>>>>

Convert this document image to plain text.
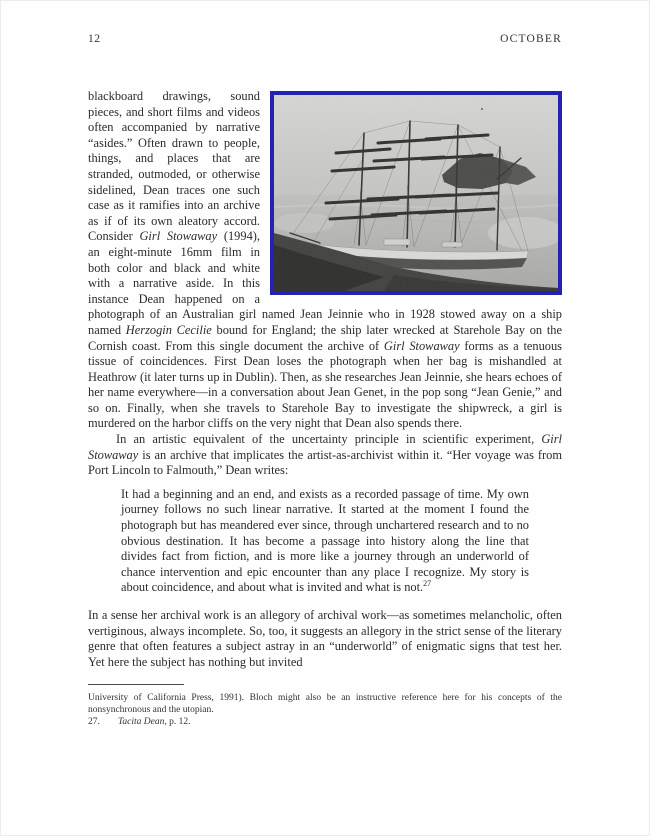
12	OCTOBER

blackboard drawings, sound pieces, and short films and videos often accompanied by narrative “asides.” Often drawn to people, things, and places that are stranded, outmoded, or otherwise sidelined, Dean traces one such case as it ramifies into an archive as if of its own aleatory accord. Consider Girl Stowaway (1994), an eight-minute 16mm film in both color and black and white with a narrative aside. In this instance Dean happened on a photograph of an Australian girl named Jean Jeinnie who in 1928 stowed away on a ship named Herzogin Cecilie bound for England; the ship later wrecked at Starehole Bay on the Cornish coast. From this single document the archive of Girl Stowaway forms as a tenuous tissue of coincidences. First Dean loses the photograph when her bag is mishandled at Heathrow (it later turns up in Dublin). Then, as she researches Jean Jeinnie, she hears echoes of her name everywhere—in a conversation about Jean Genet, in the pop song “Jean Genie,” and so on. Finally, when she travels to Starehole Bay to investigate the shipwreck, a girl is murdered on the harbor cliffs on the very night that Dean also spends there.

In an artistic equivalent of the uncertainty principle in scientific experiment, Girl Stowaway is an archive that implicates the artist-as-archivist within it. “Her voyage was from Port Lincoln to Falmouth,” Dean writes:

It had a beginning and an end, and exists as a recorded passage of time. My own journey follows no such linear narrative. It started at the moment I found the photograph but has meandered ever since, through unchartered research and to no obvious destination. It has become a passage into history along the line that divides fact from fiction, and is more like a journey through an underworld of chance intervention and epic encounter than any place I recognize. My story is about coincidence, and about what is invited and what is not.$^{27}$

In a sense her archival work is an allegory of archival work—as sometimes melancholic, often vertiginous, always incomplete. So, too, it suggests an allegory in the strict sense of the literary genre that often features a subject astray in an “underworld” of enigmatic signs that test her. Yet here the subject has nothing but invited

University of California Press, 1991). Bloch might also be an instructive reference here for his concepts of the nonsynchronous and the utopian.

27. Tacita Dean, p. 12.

<<<<

- THE PROBLEM
Reproduce every entry word for word, but skip any pictures.

- WORKED ANSWER
Convert this document image to plain text.
12	OCTOBER

blackboard drawings, sound pieces, and short films and videos often accompanied by narrative “asides.” Often drawn to people, things, and places that are stranded, outmoded, or otherwise sidelined, Dean traces one such case as it ramifies into an archive as if of its own aleatory accord. Consider Girl Stowaway (1994), an eight-minute 16mm film in both color and black and white with a narrative aside. In this instance Dean happened on a photograph of an Australian girl named Jean Jeinnie who in 1928 stowed away on a ship named Herzogin Cecilie bound for England; the ship later wrecked at Starehole Bay on the Cornish coast. From this single document the archive of Girl Stowaway forms as a tenuous tissue of coincidences. First Dean loses the photograph when her bag is mishandled at Heathrow (it later turns up in Dublin). Then, as she researches Jean Jeinnie, she hears echoes of her name everywhere—in a conversation about Jean Genet, in the pop song “Jean Genie,” and so on. Finally, when she travels to Starehole Bay to investigate the shipwreck, a girl is murdered on the harbor cliffs on the very night that Dean also spends there.

In an artistic equivalent of the uncertainty principle in scientific experiment, Girl Stowaway is an archive that implicates the artist-as-archivist within it. “Her voyage was from Port Lincoln to Falmouth,” Dean writes:

It had a beginning and an end, and exists as a recorded passage of time. My own journey follows no such linear narrative. It started at the moment I found the photograph but has meandered ever since, through unchartered research and to no obvious destination. It has become a passage into history along the line that divides fact from fiction, and is more like a journey through an underworld of chance intervention and epic encounter than any place I recognize. My story is about coincidence, and about what is invited and what is not.$^{27}$

In a sense her archival work is an allegory of archival work—as sometimes melancholic, often vertiginous, always incomplete. So, too, it suggests an allegory in the strict sense of the literary genre that often features a subject astray in an “underworld” of enigmatic signs that test her. Yet here the subject has nothing but invited

University of California Press, 1991). Bloch might also be an instructive reference here for his concepts of the nonsynchronous and the utopian.

27. Tacita Dean, p. 12.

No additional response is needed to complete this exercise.